▸ **Document**
————
The main minefields at the narrows, over ten layers deep, were still fully intact. Furthermore, they were very well protected by the smaller shore guns that had not seen any action on 18 March. These and other defenses further in the strait had not exhausted their ammunition and resources yet. It was not a given that one more push by the fleet would have resulted in passage to Marmara Sea.

Sir Roger Keyes, Vice-Admiral De Robeck, Sir Ian Hamilton, General Braithwaite.

Churchill had anticipated losses and considered them a necessary tactical price. In June 1915, he discussed the campaign with the war correspondent Ellis Ashmead-Bartlett, who had returned to London to deliver uncensored reports. Ashmead-Bartlett was incensed at the loss of ships and lives but Churchill responded: That is not the point! They ought to have gone on. What did it matter if more ships were lost? The ships were old and useless.21 To place the losses into perspective, the Navy ordered six hundred new ships during the period Admiral Fisher was First Sea Lord, approximately corresponding with the length of the Dardanelles campaign.10

De Robeck was reported to be distraught from the losses.22 He wrote on 18 March: "After losing so many ships I shall obviously find myself superseded tomorrow morning".19 He had been in charge of a fleet that had suffered the most serious loss to the Royal Navy since Trafalgar and felt that losing further ships was the worst thing a sailor could do. On 23 March, he telegraphed the admiralty that it would be necessary to have the support of land forces before proceeding. He later told the Dardanelles Commission investigating the campaign that his main reason for changing his mind was concern for what might happen in the event of success: that the fleet might find itself at Constantinople or on the Marmara sea fighting an enemy which did not simply surrender as the plan presupposed, without any troops available to secure captured territory.23

With the failure of the naval assault, the idea that land forces could advance around the backs of the Dardanelles forts and capture Constantinople gained support as an alternative. On 25 April, the army launched the Gallipoli Campaign. Significant naval forces were devoted to support of that operation.
————
▸ **Given information**
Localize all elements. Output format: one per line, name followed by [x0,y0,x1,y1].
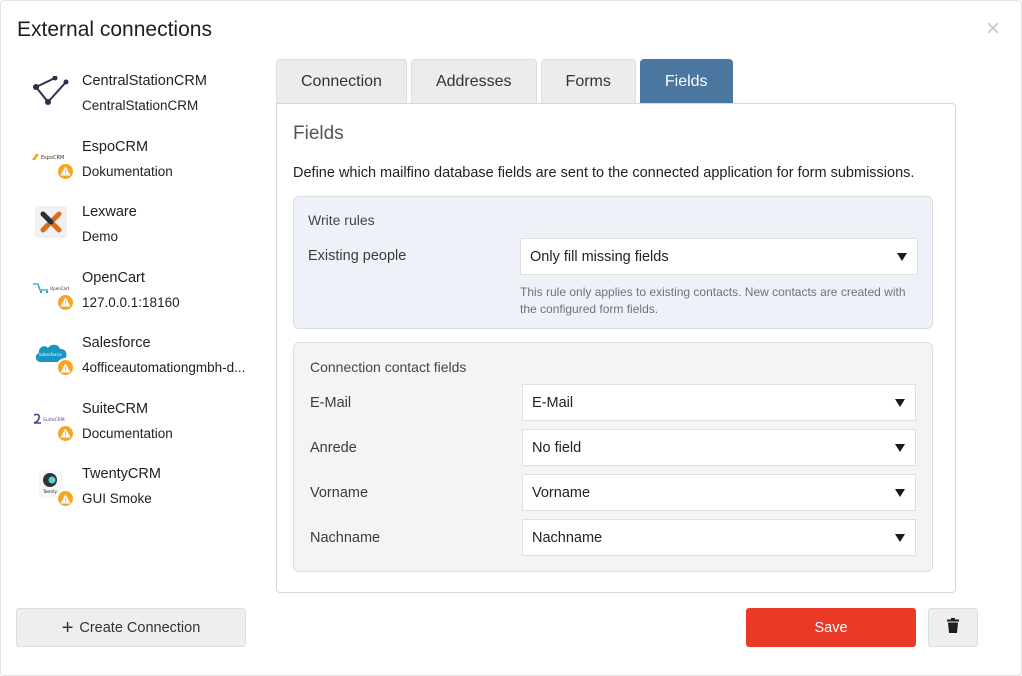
————
▸ **What to do**
a - Answer these from the Dardanelles passage:
(i) How deep were the main minefields at the narrows?
(ii) Which war correspondent did Churchill discuss the campaign with in June 1915?
(iii) On what date did the army launch the Gallipoli Campaign?
b - Please rewrite part of the Dardanelles passage, changing "minefields" to "mine belts". Begin at the words that have "The main minefields", and stop after "Hamilton, General Braithwaite.".
c - Say whether each statement agrees with the Dardanelles passage, and quote the words that decide it:
(i) De Robeck telegraphed the admiralty on 23 March.
(ii) The smaller shore guns saw heavy action on 18 March.
(iii) Ashmead-Bartlett had come back to London to deliver uncensored reports.

▸ **Solutions**
a -
(i) Over ten layers deep.
(ii) Ellis Ashmead-Bartlett.
(iii) 25 April.

b -
The main mine belts at the narrows, over ten layers deep, were still fully intact. Furthermore, they were very well protected by the smaller shore guns that had not seen any action on 18 March. These and other defenses further in the strait had not exhausted their ammunition and resources yet. It was not a given that one more push by the fleet would have resulted in passage to Marmara Sea.

Sir Roger Keyes, Vice-Admiral De Robeck, Sir Ian Hamilton, General Braithwaite.

c -
(i) Yes: "On 23 March, he telegraphed the admiralty that it would be necessary to have the support of land forces before proceeding."
(ii) No: "the smaller shore guns that had not seen any action on 18 March"
(iii) Yes: "who had returned to London to deliver uncensored reports"